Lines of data
====

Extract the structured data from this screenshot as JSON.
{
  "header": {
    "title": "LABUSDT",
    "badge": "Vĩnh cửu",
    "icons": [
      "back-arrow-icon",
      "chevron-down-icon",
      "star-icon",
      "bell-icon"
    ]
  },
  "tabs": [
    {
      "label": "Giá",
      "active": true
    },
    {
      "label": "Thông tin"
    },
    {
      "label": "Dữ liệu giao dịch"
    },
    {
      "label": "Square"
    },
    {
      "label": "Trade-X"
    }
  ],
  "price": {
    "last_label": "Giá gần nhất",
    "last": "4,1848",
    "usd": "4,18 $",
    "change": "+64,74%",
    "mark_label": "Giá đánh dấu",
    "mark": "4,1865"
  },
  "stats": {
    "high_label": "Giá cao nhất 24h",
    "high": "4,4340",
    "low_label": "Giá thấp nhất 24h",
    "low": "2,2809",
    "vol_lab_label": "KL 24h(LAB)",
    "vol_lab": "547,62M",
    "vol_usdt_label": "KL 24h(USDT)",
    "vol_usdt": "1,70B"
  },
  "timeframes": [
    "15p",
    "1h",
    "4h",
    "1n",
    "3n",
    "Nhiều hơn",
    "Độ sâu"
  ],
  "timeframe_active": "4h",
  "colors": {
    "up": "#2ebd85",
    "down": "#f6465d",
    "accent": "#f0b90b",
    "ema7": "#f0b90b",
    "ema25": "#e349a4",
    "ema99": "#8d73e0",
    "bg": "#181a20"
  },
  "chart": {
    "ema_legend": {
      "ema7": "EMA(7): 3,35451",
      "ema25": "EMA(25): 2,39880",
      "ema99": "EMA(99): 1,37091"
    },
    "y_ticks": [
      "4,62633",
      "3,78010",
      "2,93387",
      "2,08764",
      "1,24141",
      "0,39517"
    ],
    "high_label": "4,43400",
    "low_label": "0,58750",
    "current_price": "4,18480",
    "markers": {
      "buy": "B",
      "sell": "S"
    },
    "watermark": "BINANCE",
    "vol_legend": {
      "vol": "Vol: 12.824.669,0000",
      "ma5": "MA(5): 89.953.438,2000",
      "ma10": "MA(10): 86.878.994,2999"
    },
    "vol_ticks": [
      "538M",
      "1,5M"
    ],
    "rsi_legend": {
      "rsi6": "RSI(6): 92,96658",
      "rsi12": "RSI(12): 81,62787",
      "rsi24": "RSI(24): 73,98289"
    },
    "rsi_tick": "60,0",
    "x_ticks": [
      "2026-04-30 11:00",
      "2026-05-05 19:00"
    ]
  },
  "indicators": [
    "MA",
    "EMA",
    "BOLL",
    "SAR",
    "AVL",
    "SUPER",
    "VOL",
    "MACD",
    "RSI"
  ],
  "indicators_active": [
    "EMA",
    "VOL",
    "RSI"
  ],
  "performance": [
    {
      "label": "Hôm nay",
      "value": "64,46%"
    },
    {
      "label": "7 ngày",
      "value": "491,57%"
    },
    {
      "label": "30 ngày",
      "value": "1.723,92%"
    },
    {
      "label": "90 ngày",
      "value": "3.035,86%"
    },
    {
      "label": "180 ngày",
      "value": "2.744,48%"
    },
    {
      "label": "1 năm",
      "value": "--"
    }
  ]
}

====

■ Objective:
Give back each line above precisely as it stands.

■ Solution:
Extract the structured data from this screenshot as JSON.
{
  "header": {
    "title": "LABUSDT",
    "badge": "Vĩnh cửu",
    "icons": [
      "back-arrow-icon",
      "chevron-down-icon",
      "star-icon",
      "bell-icon"
    ]
  },
  "tabs": [
    {
      "label": "Giá",
      "active": true
    },
    {
      "label": "Thông tin"
    },
    {
      "label": "Dữ liệu giao dịch"
    },
    {
      "label": "Square"
    },
    {
      "label": "Trade-X"
    }
  ],
  "price": {
    "last_label": "Giá gần nhất",
    "last": "4,1848",
    "usd": "4,18 $",
    "change": "+64,74%",
    "mark_label": "Giá đánh dấu",
    "mark": "4,1865"
  },
  "stats": {
    "high_label": "Giá cao nhất 24h",
    "high": "4,4340",
    "low_label": "Giá thấp nhất 24h",
    "low": "2,2809",
    "vol_lab_label": "KL 24h(LAB)",
    "vol_lab": "547,62M",
    "vol_usdt_label": "KL 24h(USDT)",
    "vol_usdt": "1,70B"
  },
  "timeframes": [
    "15p",
    "1h",
    "4h",
    "1n",
    "3n",
    "Nhiều hơn",
    "Độ sâu"
  ],
  "timeframe_active": "4h",
  "colors": {
    "up": "#2ebd85",
    "down": "#f6465d",
    "accent": "#f0b90b",
    "ema7": "#f0b90b",
    "ema25": "#e349a4",
    "ema99": "#8d73e0",
    "bg": "#181a20"
  },
  "chart": {
    "ema_legend": {
      "ema7": "EMA(7): 3,35451",
      "ema25": "EMA(25): 2,39880",
      "ema99": "EMA(99): 1,37091"
    },
    "y_ticks": [
      "4,62633",
      "3,78010",
      "2,93387",
      "2,08764",
      "1,24141",
      "0,39517"
    ],
    "high_label": "4,43400",
    "low_label": "0,58750",
    "current_price": "4,18480",
    "markers": {
      "buy": "B",
      "sell": "S"
    },
    "watermark": "BINANCE",
    "vol_legend": {
      "vol": "Vol: 12.824.669,0000",
      "ma5": "MA(5): 89.953.438,2000",
      "ma10": "MA(10): 86.878.994,2999"
    },
    "vol_ticks": [
      "538M",
      "1,5M"
    ],
    "rsi_legend": {
      "rsi6": "RSI(6): 92,96658",
      "rsi12": "RSI(12): 81,62787",
      "rsi24": "RSI(24): 73,98289"
    },
    "rsi_tick": "60,0",
    "x_ticks": [
      "2026-04-30 11:00",
      "2026-05-05 19:00"
    ]
  },
  "indicators": [
    "MA",
    "EMA",
    "BOLL",
    "SAR",
    "AVL",
    "SUPER",
    "VOL",
    "MACD",
    "RSI"
  ],
  "indicators_active": [
    "EMA",
    "VOL",
    "RSI"
  ],
  "performance": [
    {
      "label": "Hôm nay",
      "value": "64,46%"
    },
    {
      "label": "7 ngày",
      "value": "491,57%"
    },
    {
      "label": "30 ngày",
      "value": "1.723,92%"
    },
    {
      "label": "90 ngày",
      "value": "3.035,86%"
    },
    {
      "label": "180 ngày",
      "value": "2.744,48%"
    },
    {
      "label": "1 năm",
      "value": "--"
    }
  ]
}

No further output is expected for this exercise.